** Start Material provided **

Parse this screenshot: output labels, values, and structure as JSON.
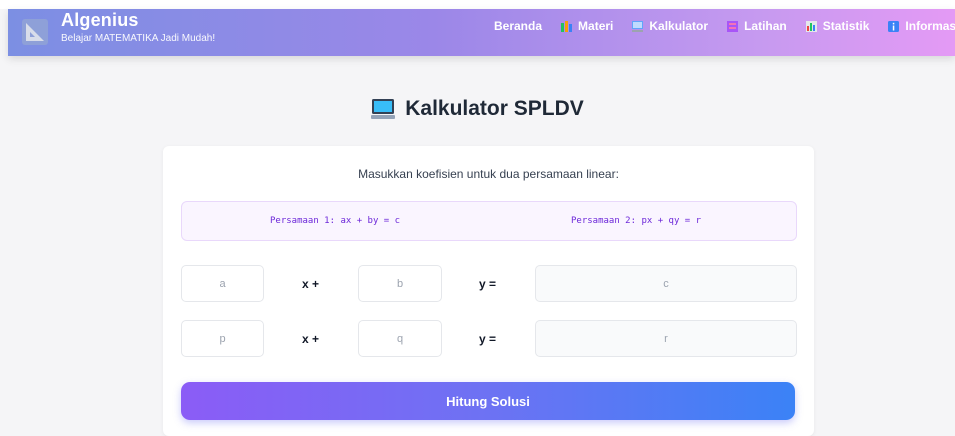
{
  "brand": {
    "name": "Algenius",
    "tagline": "Belajar MATEMATIKA Jadi Mudah!"
  },
  "nav": [
    {
      "label": "Beranda",
      "icon": ""
    },
    {
      "label": "Materi",
      "icon": "books-icon"
    },
    {
      "label": "Kalkulator",
      "icon": "computer-icon"
    },
    {
      "label": "Latihan",
      "icon": "notebook-icon"
    },
    {
      "label": "Statistik",
      "icon": "bar-chart-icon"
    },
    {
      "label": "Informasi",
      "icon": "info-icon"
    }
  ],
  "page": {
    "title": "Kalkulator SPLDV",
    "title_icon": "computer-icon"
  },
  "card": {
    "instruction": "Masukkan koefisien untuk dua persamaan linear:",
    "equation1": "Persamaan 1: ax + by = c",
    "equation2": "Persamaan 2: px + qy = r",
    "row1": {
      "a_placeholder": "a",
      "x_op": "x +",
      "b_placeholder": "b",
      "y_op": "y =",
      "c_placeholder": "c"
    },
    "row2": {
      "p_placeholder": "p",
      "x_op": "x +",
      "q_placeholder": "q",
      "y_op": "y =",
      "r_placeholder": "r"
    },
    "button": "Hitung Solusi"
  },
  "colors": {
    "accent_purple": "#8b5cf6",
    "accent_blue": "#3b82f6",
    "equation_text": "#6d28d9"
  }
}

** End Material provided **

§ **Task**
Write out the records above once more, word for word, with no pictures.

§ **Solution for this exercise**
Parse this screenshot: output labels, values, and structure as JSON.
{
  "brand": {
    "name": "Algenius",
    "tagline": "Belajar MATEMATIKA Jadi Mudah!"
  },
  "nav": [
    {
      "label": "Beranda",
      "icon": ""
    },
    {
      "label": "Materi",
      "icon": "books-icon"
    },
    {
      "label": "Kalkulator",
      "icon": "computer-icon"
    },
    {
      "label": "Latihan",
      "icon": "notebook-icon"
    },
    {
      "label": "Statistik",
      "icon": "bar-chart-icon"
    },
    {
      "label": "Informasi",
      "icon": "info-icon"
    }
  ],
  "page": {
    "title": "Kalkulator SPLDV",
    "title_icon": "computer-icon"
  },
  "card": {
    "instruction": "Masukkan koefisien untuk dua persamaan linear:",
    "equation1": "Persamaan 1: ax + by = c",
    "equation2": "Persamaan 2: px + qy = r",
    "row1": {
      "a_placeholder": "a",
      "x_op": "x +",
      "b_placeholder": "b",
      "y_op": "y =",
      "c_placeholder": "c"
    },
    "row2": {
      "p_placeholder": "p",
      "x_op": "x +",
      "q_placeholder": "q",
      "y_op": "y =",
      "r_placeholder": "r"
    },
    "button": "Hitung Solusi"
  },
  "colors": {
    "accent_purple": "#8b5cf6",
    "accent_blue": "#3b82f6",
    "equation_text": "#6d28d9"
  }
}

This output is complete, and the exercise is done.